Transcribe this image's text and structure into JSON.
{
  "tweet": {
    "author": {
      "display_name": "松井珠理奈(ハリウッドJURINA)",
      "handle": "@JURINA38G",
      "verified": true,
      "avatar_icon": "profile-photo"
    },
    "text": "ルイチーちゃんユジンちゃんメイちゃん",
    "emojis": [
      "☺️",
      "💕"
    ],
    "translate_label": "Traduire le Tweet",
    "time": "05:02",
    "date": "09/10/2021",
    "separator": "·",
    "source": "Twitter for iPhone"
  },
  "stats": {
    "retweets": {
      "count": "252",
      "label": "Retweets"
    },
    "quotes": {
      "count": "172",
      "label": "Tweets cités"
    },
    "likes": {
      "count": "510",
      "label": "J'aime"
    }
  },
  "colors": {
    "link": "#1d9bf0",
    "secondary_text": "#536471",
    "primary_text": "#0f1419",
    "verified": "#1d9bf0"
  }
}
——————
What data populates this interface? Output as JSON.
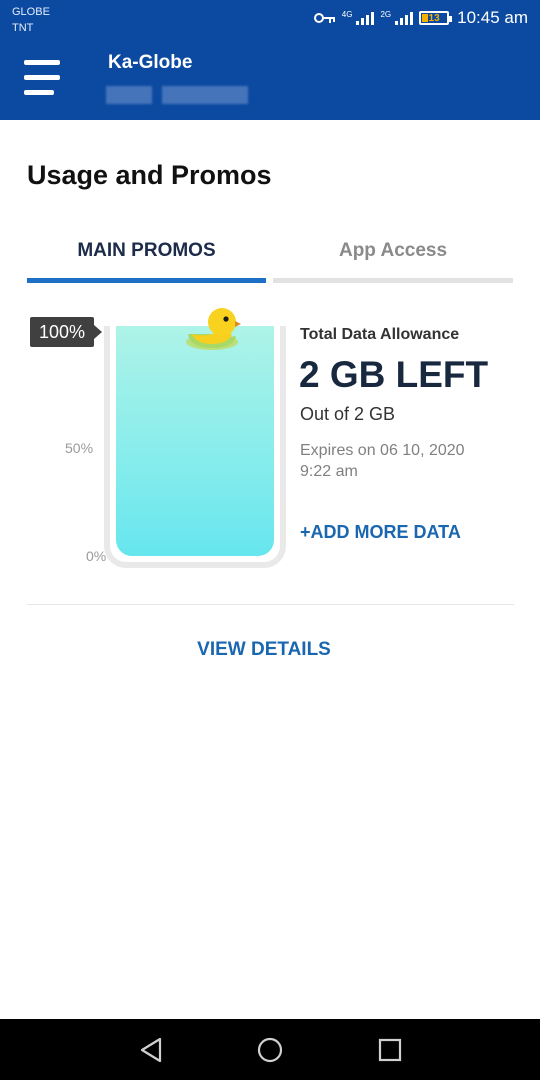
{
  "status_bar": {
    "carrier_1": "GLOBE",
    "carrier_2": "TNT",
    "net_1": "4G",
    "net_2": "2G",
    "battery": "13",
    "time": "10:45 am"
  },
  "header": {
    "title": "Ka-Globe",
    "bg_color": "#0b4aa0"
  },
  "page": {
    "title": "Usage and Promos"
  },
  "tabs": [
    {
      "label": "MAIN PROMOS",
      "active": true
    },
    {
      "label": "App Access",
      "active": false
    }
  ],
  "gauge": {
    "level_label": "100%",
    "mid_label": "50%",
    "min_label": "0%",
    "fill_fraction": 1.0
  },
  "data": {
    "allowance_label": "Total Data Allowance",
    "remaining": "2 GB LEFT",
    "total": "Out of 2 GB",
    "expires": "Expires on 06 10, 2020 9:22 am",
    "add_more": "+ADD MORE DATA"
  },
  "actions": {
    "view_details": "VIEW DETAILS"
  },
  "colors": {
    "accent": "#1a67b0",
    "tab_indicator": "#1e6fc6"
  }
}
——————
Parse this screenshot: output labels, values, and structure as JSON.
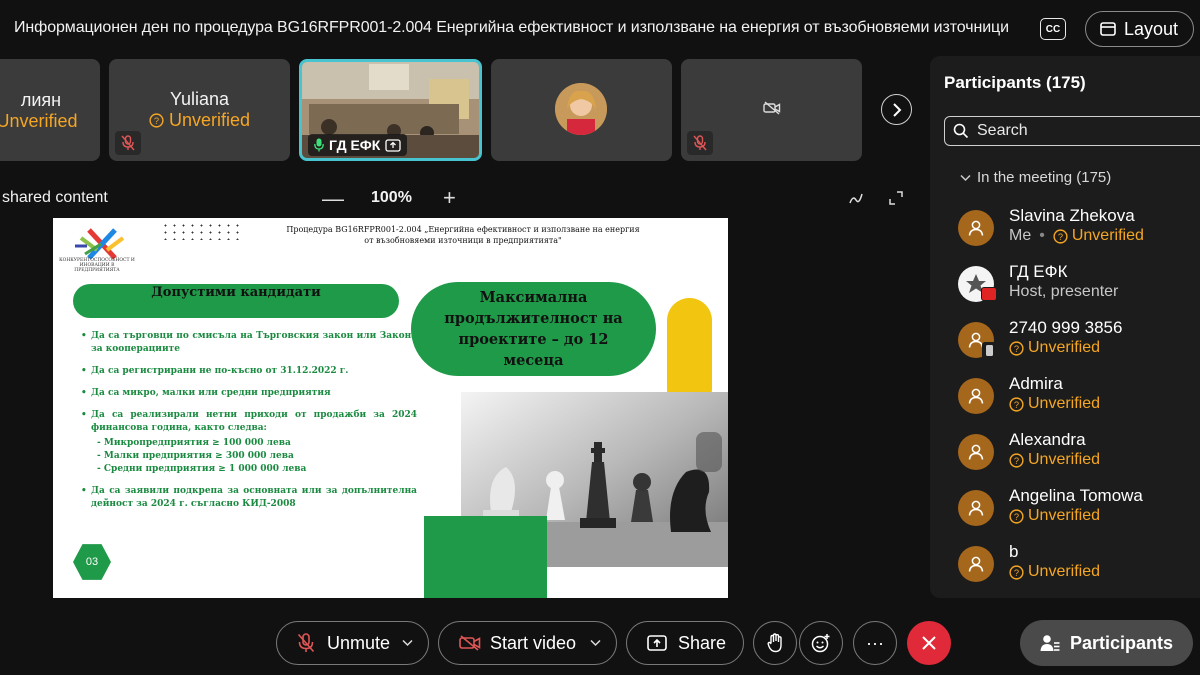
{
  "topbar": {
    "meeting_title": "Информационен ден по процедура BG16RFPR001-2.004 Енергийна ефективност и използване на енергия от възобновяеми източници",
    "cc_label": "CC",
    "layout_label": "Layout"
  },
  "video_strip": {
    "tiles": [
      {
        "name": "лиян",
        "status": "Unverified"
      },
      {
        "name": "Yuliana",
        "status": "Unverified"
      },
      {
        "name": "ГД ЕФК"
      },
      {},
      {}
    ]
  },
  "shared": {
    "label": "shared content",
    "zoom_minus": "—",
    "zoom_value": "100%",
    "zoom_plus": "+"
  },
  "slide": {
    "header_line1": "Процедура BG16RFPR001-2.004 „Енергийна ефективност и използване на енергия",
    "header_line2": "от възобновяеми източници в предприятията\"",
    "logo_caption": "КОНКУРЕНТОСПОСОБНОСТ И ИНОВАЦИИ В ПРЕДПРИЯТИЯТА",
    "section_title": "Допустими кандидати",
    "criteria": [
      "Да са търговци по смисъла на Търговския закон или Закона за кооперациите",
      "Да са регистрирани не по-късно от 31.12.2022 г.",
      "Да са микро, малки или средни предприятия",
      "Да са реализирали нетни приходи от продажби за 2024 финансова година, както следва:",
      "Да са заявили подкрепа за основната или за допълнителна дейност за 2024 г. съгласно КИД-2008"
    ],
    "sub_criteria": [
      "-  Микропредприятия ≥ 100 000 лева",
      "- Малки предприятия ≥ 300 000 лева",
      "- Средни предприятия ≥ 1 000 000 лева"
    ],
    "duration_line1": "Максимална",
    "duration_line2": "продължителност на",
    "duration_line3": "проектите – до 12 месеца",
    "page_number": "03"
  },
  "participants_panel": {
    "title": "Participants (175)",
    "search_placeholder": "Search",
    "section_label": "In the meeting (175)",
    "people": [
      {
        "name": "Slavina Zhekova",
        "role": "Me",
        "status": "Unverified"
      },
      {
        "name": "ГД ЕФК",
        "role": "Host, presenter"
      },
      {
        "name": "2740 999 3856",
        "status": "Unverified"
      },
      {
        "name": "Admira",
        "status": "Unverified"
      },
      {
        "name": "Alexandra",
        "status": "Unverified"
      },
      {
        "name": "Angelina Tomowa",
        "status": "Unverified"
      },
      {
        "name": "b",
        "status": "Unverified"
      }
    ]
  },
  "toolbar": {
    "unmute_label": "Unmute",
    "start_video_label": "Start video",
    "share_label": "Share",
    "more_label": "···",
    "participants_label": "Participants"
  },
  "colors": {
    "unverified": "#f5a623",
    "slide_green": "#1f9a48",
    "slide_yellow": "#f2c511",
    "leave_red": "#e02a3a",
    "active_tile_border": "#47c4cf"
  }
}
——————
Task requirements: Only the number is wanted: how many lines of the material contain the word "this"?

Task answer: 3